- TASK TO COMPLETE -
Only the pictures stay out; every record is to be quoted exactly.

───── GIVEN RECORDS

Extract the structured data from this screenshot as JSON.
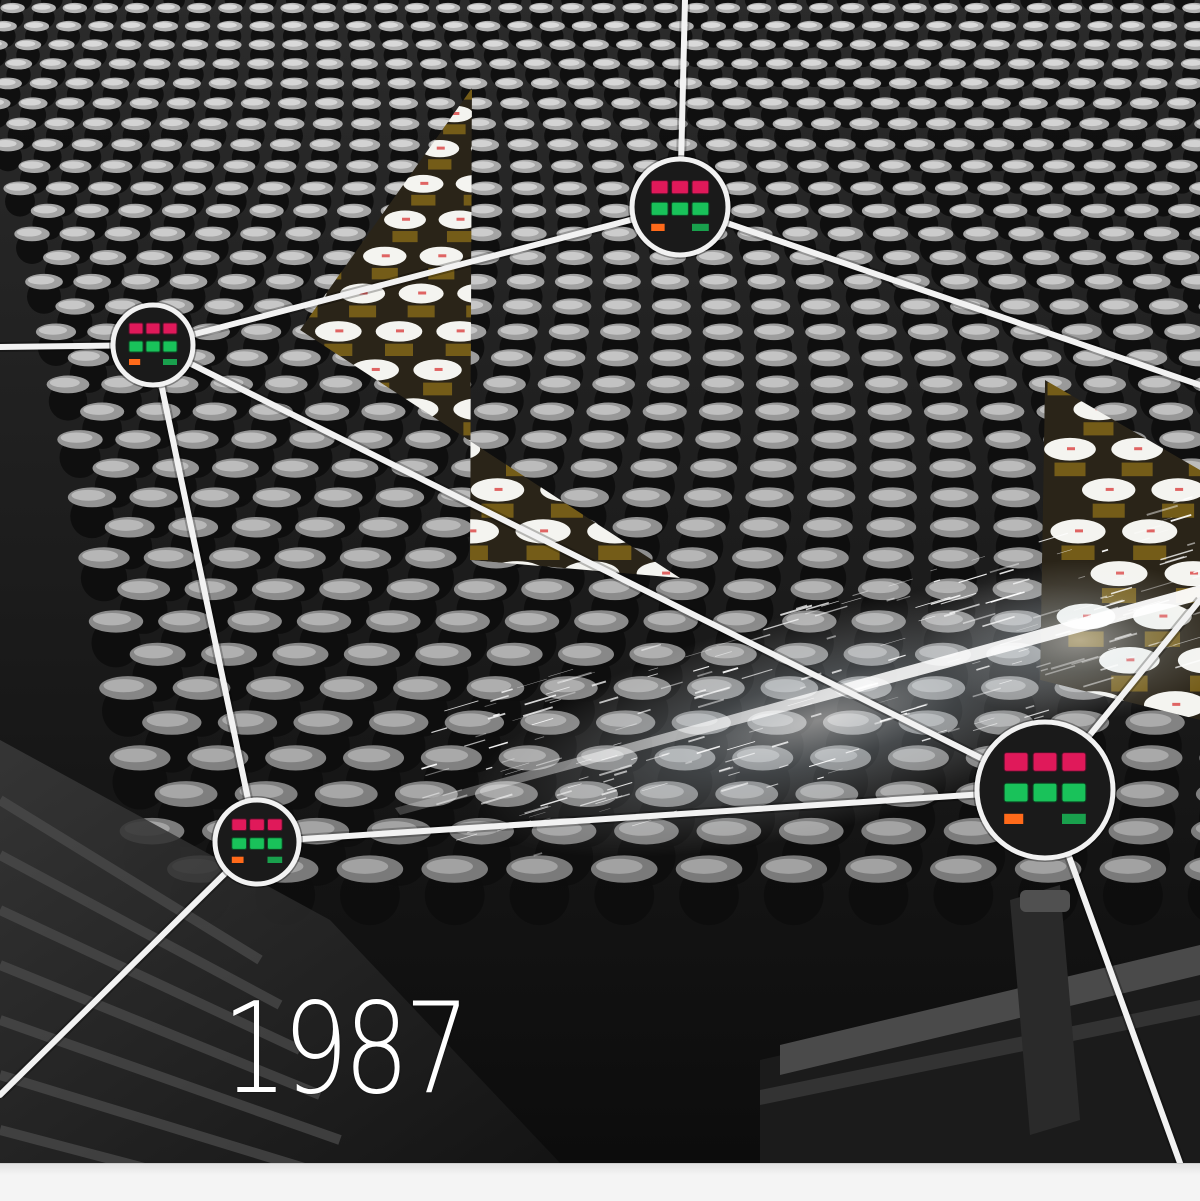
{
  "caption": {
    "year": "1987"
  },
  "colors": {
    "line": "#f2f2f2",
    "indicator_red": "#e0195a",
    "indicator_green": "#19c25a",
    "indicator_orange": "#ff6a1a",
    "cap_white": "#e8e8e8"
  },
  "icons": {
    "network_node": "status-panel-node-icon"
  }
}
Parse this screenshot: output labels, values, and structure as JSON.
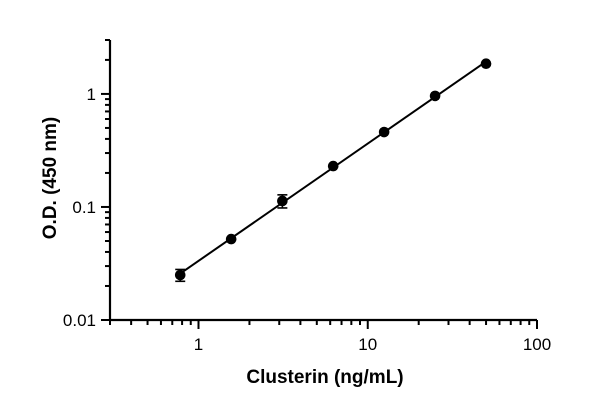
{
  "chart_data": {
    "type": "scatter",
    "title": "",
    "xlabel": "Clusterin (ng/mL)",
    "ylabel": "O.D. (450 nm)",
    "xscale": "log",
    "yscale": "log",
    "xlim": [
      0.3,
      100
    ],
    "ylim": [
      0.01,
      3
    ],
    "x_ticks": [
      1,
      10,
      100
    ],
    "x_tick_labels": [
      "1",
      "10",
      "100"
    ],
    "y_ticks": [
      0.01,
      0.1,
      1
    ],
    "y_tick_labels": [
      "0.01",
      "0.1",
      "1"
    ],
    "grid": false,
    "legend": "none",
    "series": [
      {
        "x": [
          0.78,
          1.56,
          3.13,
          6.25,
          12.5,
          25,
          50
        ],
        "y": [
          0.025,
          0.052,
          0.113,
          0.23,
          0.46,
          0.96,
          1.85
        ],
        "y_err": [
          0.003,
          0.002,
          0.015,
          0.006,
          0.01,
          0.02,
          0.03
        ],
        "color": "#000000",
        "marker": "circle",
        "fit_line": true
      }
    ]
  }
}
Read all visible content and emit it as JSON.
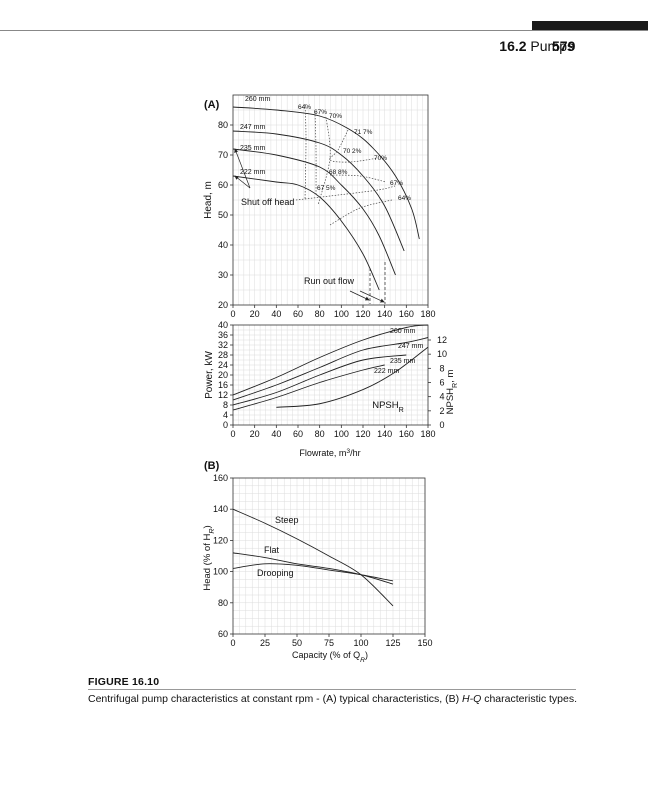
{
  "header": {
    "section": "16.2",
    "title": "Pumps",
    "page": "579"
  },
  "figure": {
    "label": "FIGURE 16.10",
    "caption_prefix": "Centrifugal pump characteristics at constant rpm - (A) typical characteristics, (B) ",
    "caption_em": "H-Q",
    "caption_suffix": " characteristic types."
  },
  "chart_data": [
    {
      "id": "A-head",
      "panel_label": "(A)",
      "type": "line",
      "ylabel": "Head, m",
      "xlabel": "",
      "xlim": [
        0,
        180
      ],
      "ylim": [
        20,
        90
      ],
      "xticks": [
        0,
        20,
        40,
        60,
        80,
        100,
        120,
        140,
        160,
        180
      ],
      "yticks": [
        20,
        30,
        40,
        50,
        60,
        70,
        80
      ],
      "grid": true,
      "series": [
        {
          "name": "260 mm",
          "x": [
            0,
            40,
            80,
            110,
            130,
            150,
            165,
            172
          ],
          "y": [
            86,
            85,
            83,
            78,
            72,
            63,
            52,
            42
          ]
        },
        {
          "name": "247 mm",
          "x": [
            0,
            40,
            80,
            100,
            120,
            140,
            158
          ],
          "y": [
            78,
            77,
            74,
            70,
            63,
            53,
            38
          ]
        },
        {
          "name": "235 mm",
          "x": [
            0,
            40,
            80,
            100,
            120,
            135,
            150
          ],
          "y": [
            72,
            70,
            66,
            60,
            52,
            43,
            30
          ]
        },
        {
          "name": "222 mm",
          "x": [
            0,
            40,
            60,
            80,
            100,
            120,
            135
          ],
          "y": [
            63,
            61,
            60,
            56,
            48,
            37,
            25
          ]
        }
      ],
      "efficiency_labels": [
        "64%",
        "67%",
        "70%",
        "71 7%",
        "70 2%",
        "70%",
        "68 8%",
        "67%",
        "67 5%",
        "64%"
      ],
      "annotations": [
        "Shut off head",
        "Run out flow"
      ]
    },
    {
      "id": "A-power",
      "type": "line",
      "ylabel": "Power, kW",
      "y2label": "NPSH",
      "y2label_sub": "R",
      "y2label_suffix": ", m",
      "xlabel": "Flowrate, m",
      "xlabel_sup": "3",
      "xlabel_suffix": "/hr",
      "xlim": [
        0,
        180
      ],
      "ylim": [
        0,
        40
      ],
      "y2lim": [
        0,
        12
      ],
      "xticks": [
        0,
        20,
        40,
        60,
        80,
        100,
        120,
        140,
        160,
        180
      ],
      "yticks": [
        0,
        4,
        8,
        12,
        16,
        20,
        24,
        28,
        32,
        36,
        40
      ],
      "y2ticks": [
        0,
        2,
        4,
        6,
        8,
        10,
        12
      ],
      "grid": true,
      "series": [
        {
          "name": "260 mm",
          "x": [
            0,
            40,
            80,
            120,
            160,
            180
          ],
          "y": [
            12,
            19,
            27,
            34,
            39,
            40
          ]
        },
        {
          "name": "247 mm",
          "x": [
            0,
            40,
            80,
            120,
            160,
            180
          ],
          "y": [
            10,
            16,
            23,
            30,
            33,
            35
          ]
        },
        {
          "name": "235 mm",
          "x": [
            0,
            40,
            80,
            120,
            160
          ],
          "y": [
            8,
            13,
            20,
            26,
            28
          ]
        },
        {
          "name": "222 mm",
          "x": [
            0,
            40,
            80,
            120,
            140
          ],
          "y": [
            6,
            11,
            17,
            22,
            24
          ]
        }
      ],
      "npsh_series": {
        "name": "NPSH",
        "name_sub": "R",
        "x": [
          40,
          80,
          120,
          150,
          180
        ],
        "y2": [
          2.5,
          3,
          5,
          7.5,
          11
        ]
      }
    },
    {
      "id": "B",
      "panel_label": "(B)",
      "type": "line",
      "title": "",
      "ylabel": "Head (% of H",
      "ylabel_sub": "R",
      "ylabel_suffix": ")",
      "xlabel": "Capacity (% of Q",
      "xlabel_sub": "R",
      "xlabel_suffix": ")",
      "xlim": [
        0,
        150
      ],
      "ylim": [
        60,
        160
      ],
      "xticks": [
        0,
        25,
        50,
        75,
        100,
        125,
        150
      ],
      "yticks": [
        60,
        80,
        100,
        120,
        140,
        160
      ],
      "grid": true,
      "series": [
        {
          "name": "Steep",
          "x": [
            0,
            25,
            50,
            75,
            100,
            125
          ],
          "y": [
            140,
            131,
            121,
            110,
            98,
            78
          ]
        },
        {
          "name": "Flat",
          "x": [
            0,
            25,
            50,
            75,
            100,
            125
          ],
          "y": [
            112,
            109,
            105,
            102,
            98,
            92
          ]
        },
        {
          "name": "Drooping",
          "x": [
            0,
            25,
            50,
            75,
            100,
            125
          ],
          "y": [
            102,
            105,
            104,
            101,
            98,
            94
          ]
        }
      ]
    }
  ]
}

──────────

- FULL RESPONSE -
Extract the structured data from this screenshot as JSON.
{
  "caption": {
    "year": "1987"
  },
  "colors": {
    "line": "#f2f2f2",
    "indicator_red": "#e0195a",
    "indicator_green": "#19c25a",
    "indicator_orange": "#ff6a1a",
    "cap_white": "#e8e8e8"
  },
  "icons": {
    "network_node": "status-panel-node-icon"
  }
}
Parse this screenshot: output labels, values, and structure as JSON.
{
  "chart_data": {
    "type": "scatter",
    "title": "",
    "xlabel": "Clusterin (ng/mL)",
    "ylabel": "O.D. (450 nm)",
    "xscale": "log",
    "yscale": "log",
    "xlim": [
      0.3,
      100
    ],
    "ylim": [
      0.01,
      3
    ],
    "x_ticks": [
      1,
      10,
      100
    ],
    "x_tick_labels": [
      "1",
      "10",
      "100"
    ],
    "y_ticks": [
      0.01,
      0.1,
      1
    ],
    "y_tick_labels": [
      "0.01",
      "0.1",
      "1"
    ],
    "grid": false,
    "legend": "none",
    "series": [
      {
        "x": [
          0.78,
          1.56,
          3.13,
          6.25,
          12.5,
          25,
          50
        ],
        "y": [
          0.025,
          0.052,
          0.113,
          0.23,
          0.46,
          0.96,
          1.85
        ],
        "y_err": [
          0.003,
          0.002,
          0.015,
          0.006,
          0.01,
          0.02,
          0.03
        ],
        "color": "#000000",
        "marker": "circle",
        "fit_line": true
      }
    ]
  }
}
Read all visible content and emit it as JSON.
{
  "header": {
    "section": "16.2",
    "title": "Pumps",
    "page": "579"
  },
  "figure": {
    "label": "FIGURE 16.10",
    "caption_prefix": "Centrifugal pump characteristics at constant rpm - (A) typical characteristics, (B) ",
    "caption_em": "H-Q",
    "caption_suffix": " characteristic types."
  },
  "chart_data": [
    {
      "id": "A-head",
      "panel_label": "(A)",
      "type": "line",
      "ylabel": "Head, m",
      "xlabel": "",
      "xlim": [
        0,
        180
      ],
      "ylim": [
        20,
        90
      ],
      "xticks": [
        0,
        20,
        40,
        60,
        80,
        100,
        120,
        140,
        160,
        180
      ],
      "yticks": [
        20,
        30,
        40,
        50,
        60,
        70,
        80
      ],
      "grid": true,
      "series": [
        {
          "name": "260 mm",
          "x": [
            0,
            40,
            80,
            110,
            130,
            150,
            165,
            172
          ],
          "y": [
            86,
            85,
            83,
            78,
            72,
            63,
            52,
            42
          ]
        },
        {
          "name": "247 mm",
          "x": [
            0,
            40,
            80,
            100,
            120,
            140,
            158
          ],
          "y": [
            78,
            77,
            74,
            70,
            63,
            53,
            38
          ]
        },
        {
          "name": "235 mm",
          "x": [
            0,
            40,
            80,
            100,
            120,
            135,
            150
          ],
          "y": [
            72,
            70,
            66,
            60,
            52,
            43,
            30
          ]
        },
        {
          "name": "222 mm",
          "x": [
            0,
            40,
            60,
            80,
            100,
            120,
            135
          ],
          "y": [
            63,
            61,
            60,
            56,
            48,
            37,
            25
          ]
        }
      ],
      "efficiency_labels": [
        "64%",
        "67%",
        "70%",
        "71 7%",
        "70 2%",
        "70%",
        "68 8%",
        "67%",
        "67 5%",
        "64%"
      ],
      "annotations": [
        "Shut off head",
        "Run out flow"
      ]
    },
    {
      "id": "A-power",
      "type": "line",
      "ylabel": "Power, kW",
      "y2label": "NPSH",
      "y2label_sub": "R",
      "y2label_suffix": ", m",
      "xlabel": "Flowrate, m",
      "xlabel_sup": "3",
      "xlabel_suffix": "/hr",
      "xlim": [
        0,
        180
      ],
      "ylim": [
        0,
        40
      ],
      "y2lim": [
        0,
        12
      ],
      "xticks": [
        0,
        20,
        40,
        60,
        80,
        100,
        120,
        140,
        160,
        180
      ],
      "yticks": [
        0,
        4,
        8,
        12,
        16,
        20,
        24,
        28,
        32,
        36,
        40
      ],
      "y2ticks": [
        0,
        2,
        4,
        6,
        8,
        10,
        12
      ],
      "grid": true,
      "series": [
        {
          "name": "260 mm",
          "x": [
            0,
            40,
            80,
            120,
            160,
            180
          ],
          "y": [
            12,
            19,
            27,
            34,
            39,
            40
          ]
        },
        {
          "name": "247 mm",
          "x": [
            0,
            40,
            80,
            120,
            160,
            180
          ],
          "y": [
            10,
            16,
            23,
            30,
            33,
            35
          ]
        },
        {
          "name": "235 mm",
          "x": [
            0,
            40,
            80,
            120,
            160
          ],
          "y": [
            8,
            13,
            20,
            26,
            28
          ]
        },
        {
          "name": "222 mm",
          "x": [
            0,
            40,
            80,
            120,
            140
          ],
          "y": [
            6,
            11,
            17,
            22,
            24
          ]
        }
      ],
      "npsh_series": {
        "name": "NPSH",
        "name_sub": "R",
        "x": [
          40,
          80,
          120,
          150,
          180
        ],
        "y2": [
          2.5,
          3,
          5,
          7.5,
          11
        ]
      }
    },
    {
      "id": "B",
      "panel_label": "(B)",
      "type": "line",
      "title": "",
      "ylabel": "Head (% of H",
      "ylabel_sub": "R",
      "ylabel_suffix": ")",
      "xlabel": "Capacity (% of Q",
      "xlabel_sub": "R",
      "xlabel_suffix": ")",
      "xlim": [
        0,
        150
      ],
      "ylim": [
        60,
        160
      ],
      "xticks": [
        0,
        25,
        50,
        75,
        100,
        125,
        150
      ],
      "yticks": [
        60,
        80,
        100,
        120,
        140,
        160
      ],
      "grid": true,
      "series": [
        {
          "name": "Steep",
          "x": [
            0,
            25,
            50,
            75,
            100,
            125
          ],
          "y": [
            140,
            131,
            121,
            110,
            98,
            78
          ]
        },
        {
          "name": "Flat",
          "x": [
            0,
            25,
            50,
            75,
            100,
            125
          ],
          "y": [
            112,
            109,
            105,
            102,
            98,
            92
          ]
        },
        {
          "name": "Drooping",
          "x": [
            0,
            25,
            50,
            75,
            100,
            125
          ],
          "y": [
            102,
            105,
            104,
            101,
            98,
            94
          ]
        }
      ]
    }
  ]
}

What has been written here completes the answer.